(Task objective) Copy out every line that contains "ylabel".

Figure record listings
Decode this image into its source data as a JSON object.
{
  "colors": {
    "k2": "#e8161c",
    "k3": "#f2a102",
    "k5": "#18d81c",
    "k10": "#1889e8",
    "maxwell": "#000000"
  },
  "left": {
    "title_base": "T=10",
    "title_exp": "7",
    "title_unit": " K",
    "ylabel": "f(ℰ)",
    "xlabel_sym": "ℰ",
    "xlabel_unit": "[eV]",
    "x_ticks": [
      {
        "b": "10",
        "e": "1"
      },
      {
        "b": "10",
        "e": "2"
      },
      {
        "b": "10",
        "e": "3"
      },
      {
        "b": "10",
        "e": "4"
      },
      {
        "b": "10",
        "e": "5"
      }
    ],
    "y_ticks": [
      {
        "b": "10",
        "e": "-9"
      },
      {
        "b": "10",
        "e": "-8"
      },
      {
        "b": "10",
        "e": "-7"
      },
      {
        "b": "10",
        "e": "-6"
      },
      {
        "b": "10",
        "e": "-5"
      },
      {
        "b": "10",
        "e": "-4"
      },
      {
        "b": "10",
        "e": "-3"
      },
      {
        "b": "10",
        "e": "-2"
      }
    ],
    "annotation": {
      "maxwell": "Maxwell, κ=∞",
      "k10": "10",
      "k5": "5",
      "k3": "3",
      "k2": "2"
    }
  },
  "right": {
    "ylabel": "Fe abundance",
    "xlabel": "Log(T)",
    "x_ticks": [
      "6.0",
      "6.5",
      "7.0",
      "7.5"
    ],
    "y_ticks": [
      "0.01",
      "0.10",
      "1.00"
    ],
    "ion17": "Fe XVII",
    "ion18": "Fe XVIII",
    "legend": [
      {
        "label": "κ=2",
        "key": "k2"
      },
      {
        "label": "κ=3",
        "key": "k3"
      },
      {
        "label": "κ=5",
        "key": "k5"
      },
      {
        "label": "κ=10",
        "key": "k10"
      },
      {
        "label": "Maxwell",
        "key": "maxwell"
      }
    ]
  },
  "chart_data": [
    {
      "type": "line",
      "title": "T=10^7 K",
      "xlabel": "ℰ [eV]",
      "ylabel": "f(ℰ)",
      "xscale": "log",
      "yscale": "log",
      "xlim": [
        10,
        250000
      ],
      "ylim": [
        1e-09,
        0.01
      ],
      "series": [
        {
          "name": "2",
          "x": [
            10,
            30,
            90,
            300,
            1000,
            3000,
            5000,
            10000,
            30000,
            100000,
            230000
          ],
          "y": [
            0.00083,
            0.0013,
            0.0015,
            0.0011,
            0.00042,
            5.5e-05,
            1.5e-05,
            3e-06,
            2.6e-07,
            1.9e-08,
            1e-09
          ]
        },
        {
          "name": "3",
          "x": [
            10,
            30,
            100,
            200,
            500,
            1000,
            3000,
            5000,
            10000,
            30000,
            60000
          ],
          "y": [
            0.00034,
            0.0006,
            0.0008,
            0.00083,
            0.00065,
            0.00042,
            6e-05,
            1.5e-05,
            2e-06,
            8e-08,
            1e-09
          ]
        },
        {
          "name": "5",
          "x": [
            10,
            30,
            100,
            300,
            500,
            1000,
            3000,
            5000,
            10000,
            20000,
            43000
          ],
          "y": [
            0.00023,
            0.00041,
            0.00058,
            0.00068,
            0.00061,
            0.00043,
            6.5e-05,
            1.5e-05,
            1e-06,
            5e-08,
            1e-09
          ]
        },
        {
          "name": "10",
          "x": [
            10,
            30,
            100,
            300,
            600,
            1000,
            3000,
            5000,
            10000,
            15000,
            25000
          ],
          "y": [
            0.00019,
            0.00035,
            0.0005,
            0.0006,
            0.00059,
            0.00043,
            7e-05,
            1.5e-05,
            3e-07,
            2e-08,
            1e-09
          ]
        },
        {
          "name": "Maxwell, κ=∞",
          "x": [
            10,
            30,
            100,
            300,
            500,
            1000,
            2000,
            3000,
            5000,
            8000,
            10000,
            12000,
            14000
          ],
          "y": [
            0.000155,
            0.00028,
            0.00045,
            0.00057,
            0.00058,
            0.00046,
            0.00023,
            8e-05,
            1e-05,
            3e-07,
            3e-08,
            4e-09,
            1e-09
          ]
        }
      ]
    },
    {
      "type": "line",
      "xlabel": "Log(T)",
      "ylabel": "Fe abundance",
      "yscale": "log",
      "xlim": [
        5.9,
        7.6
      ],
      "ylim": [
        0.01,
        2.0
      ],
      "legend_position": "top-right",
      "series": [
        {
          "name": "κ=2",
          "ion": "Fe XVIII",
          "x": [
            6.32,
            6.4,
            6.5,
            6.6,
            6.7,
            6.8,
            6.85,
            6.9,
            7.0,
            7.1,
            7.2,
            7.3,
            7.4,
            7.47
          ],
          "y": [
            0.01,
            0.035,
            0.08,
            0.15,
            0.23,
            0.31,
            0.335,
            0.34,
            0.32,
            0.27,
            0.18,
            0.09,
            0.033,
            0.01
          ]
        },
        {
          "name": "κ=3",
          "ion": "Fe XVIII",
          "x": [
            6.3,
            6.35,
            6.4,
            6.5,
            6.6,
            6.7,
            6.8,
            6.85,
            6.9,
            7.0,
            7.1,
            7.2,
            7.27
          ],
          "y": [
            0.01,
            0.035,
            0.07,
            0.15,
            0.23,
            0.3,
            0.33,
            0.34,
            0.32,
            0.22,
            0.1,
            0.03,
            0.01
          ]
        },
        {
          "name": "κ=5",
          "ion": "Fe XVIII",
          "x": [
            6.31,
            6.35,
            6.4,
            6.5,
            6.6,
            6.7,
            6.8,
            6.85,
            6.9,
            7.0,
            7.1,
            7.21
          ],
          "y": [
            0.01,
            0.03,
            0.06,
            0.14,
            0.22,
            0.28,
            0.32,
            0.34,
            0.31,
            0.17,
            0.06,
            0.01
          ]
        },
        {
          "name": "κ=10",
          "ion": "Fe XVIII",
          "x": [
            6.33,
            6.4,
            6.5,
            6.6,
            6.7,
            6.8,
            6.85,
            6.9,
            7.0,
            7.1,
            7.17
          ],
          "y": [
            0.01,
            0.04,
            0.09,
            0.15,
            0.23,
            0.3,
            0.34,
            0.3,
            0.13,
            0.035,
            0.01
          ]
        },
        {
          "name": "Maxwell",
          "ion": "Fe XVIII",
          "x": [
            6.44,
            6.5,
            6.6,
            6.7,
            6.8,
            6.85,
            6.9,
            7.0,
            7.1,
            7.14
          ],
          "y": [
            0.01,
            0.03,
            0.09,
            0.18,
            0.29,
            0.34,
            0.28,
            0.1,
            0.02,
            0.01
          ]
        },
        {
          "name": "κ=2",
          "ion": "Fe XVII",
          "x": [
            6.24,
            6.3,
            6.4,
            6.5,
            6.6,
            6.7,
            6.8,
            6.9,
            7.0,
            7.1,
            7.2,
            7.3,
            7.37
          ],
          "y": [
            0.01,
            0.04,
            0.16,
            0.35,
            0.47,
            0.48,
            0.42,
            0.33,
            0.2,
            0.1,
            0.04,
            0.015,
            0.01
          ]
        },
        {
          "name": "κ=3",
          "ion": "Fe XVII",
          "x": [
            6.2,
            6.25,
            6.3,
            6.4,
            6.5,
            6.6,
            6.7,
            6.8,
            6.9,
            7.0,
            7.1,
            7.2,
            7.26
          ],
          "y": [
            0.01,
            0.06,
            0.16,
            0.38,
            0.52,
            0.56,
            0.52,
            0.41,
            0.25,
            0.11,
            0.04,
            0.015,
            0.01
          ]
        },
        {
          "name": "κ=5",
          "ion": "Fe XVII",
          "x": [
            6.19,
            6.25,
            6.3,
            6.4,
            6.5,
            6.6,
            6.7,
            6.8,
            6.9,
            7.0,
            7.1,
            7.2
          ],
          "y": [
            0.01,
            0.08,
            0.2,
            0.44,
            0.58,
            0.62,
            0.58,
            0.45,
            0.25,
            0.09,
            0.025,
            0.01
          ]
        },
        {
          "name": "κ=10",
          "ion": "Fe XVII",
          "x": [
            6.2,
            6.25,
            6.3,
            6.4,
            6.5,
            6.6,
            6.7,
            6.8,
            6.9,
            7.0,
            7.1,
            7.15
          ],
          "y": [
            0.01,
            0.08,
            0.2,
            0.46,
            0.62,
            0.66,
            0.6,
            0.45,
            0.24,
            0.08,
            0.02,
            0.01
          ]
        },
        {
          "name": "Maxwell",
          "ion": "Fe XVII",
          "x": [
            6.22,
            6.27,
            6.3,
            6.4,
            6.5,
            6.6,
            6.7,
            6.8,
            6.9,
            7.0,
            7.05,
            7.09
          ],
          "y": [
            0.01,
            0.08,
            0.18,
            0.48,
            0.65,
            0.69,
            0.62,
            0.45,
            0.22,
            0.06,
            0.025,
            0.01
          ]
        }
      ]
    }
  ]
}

(Solution)
    "ylabel": "f(ℰ)",
    "ylabel": "Fe abundance",
      "ylabel": "f(ℰ)",
      "ylabel": "Fe abundance",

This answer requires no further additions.